• **Raw data**:

====

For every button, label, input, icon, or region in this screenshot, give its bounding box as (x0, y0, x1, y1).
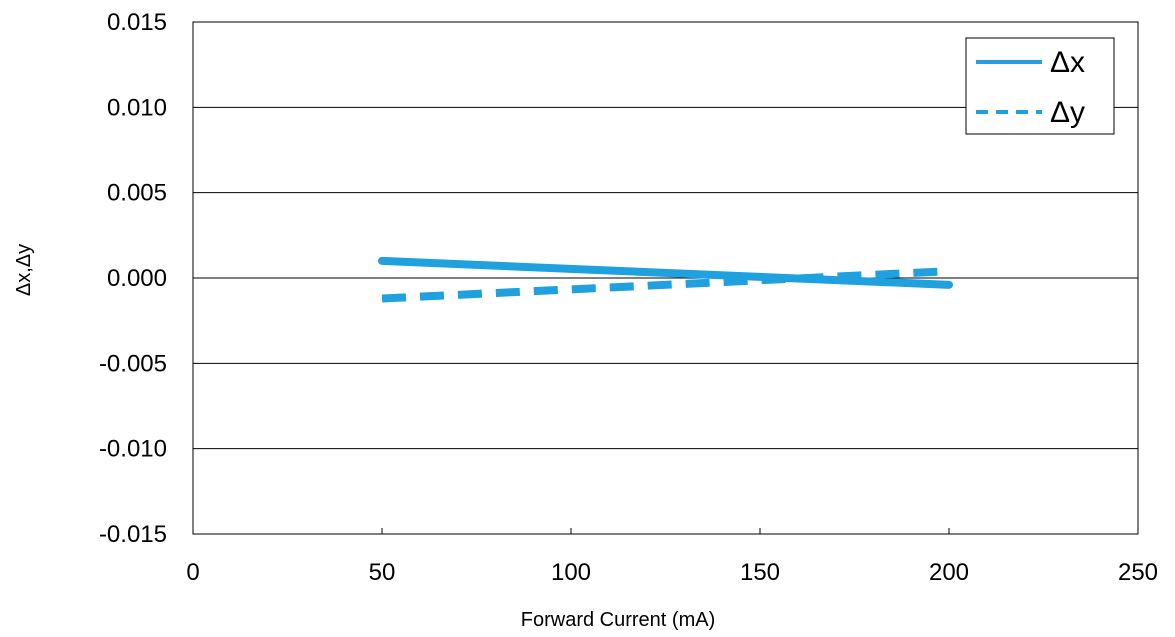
legend-label-dy: Δy (1050, 96, 1085, 129)
x-tick-marks (192, 528, 1139, 534)
y-tick-label: 0.005 (107, 180, 167, 207)
y-tick-label: 0.015 (107, 9, 167, 36)
x-tick-label: 200 (929, 559, 969, 586)
legend-box (965, 37, 1115, 135)
legend: Δx Δy (965, 37, 1115, 135)
x-tick-label: 150 (740, 559, 780, 586)
y-axis-label: Δx,Δy (13, 244, 35, 296)
series-line-dx (378, 256, 953, 289)
x-axis-label: Forward Current (mA) (521, 609, 715, 631)
y-tick-label: -0.015 (99, 521, 167, 548)
y-tick-label: 0.010 (107, 94, 167, 121)
x-tick-label: 100 (551, 559, 591, 586)
x-tick-labels: 0 50 100 150 200 250 (186, 559, 1158, 586)
y-tick-label: -0.005 (99, 350, 167, 377)
legend-label-dx: Δx (1050, 46, 1085, 79)
series-lines (378, 256, 953, 303)
x-tick-label: 50 (369, 559, 396, 586)
series-line-dy (381, 267, 950, 303)
y-tick-label: -0.010 (99, 436, 167, 463)
x-tick-label: 0 (186, 559, 199, 586)
y-tick-labels: 0.015 0.010 0.005 0.000 -0.005 -0.010 -0.015 (99, 9, 167, 548)
y-tick-label: 0.000 (107, 265, 167, 292)
x-tick-label: 250 (1118, 559, 1158, 586)
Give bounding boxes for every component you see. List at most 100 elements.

====

Which lines in the entries above contain the string "legend"? Pick out each one and copy it in full.

• **Answer to this task**:
legend-label-dy: Δy (1050, 96, 1085, 129)
legend-box (965, 37, 1115, 135)
legend: Δx Δy (965, 37, 1115, 135)
legend-label-dx: Δx (1050, 46, 1085, 79)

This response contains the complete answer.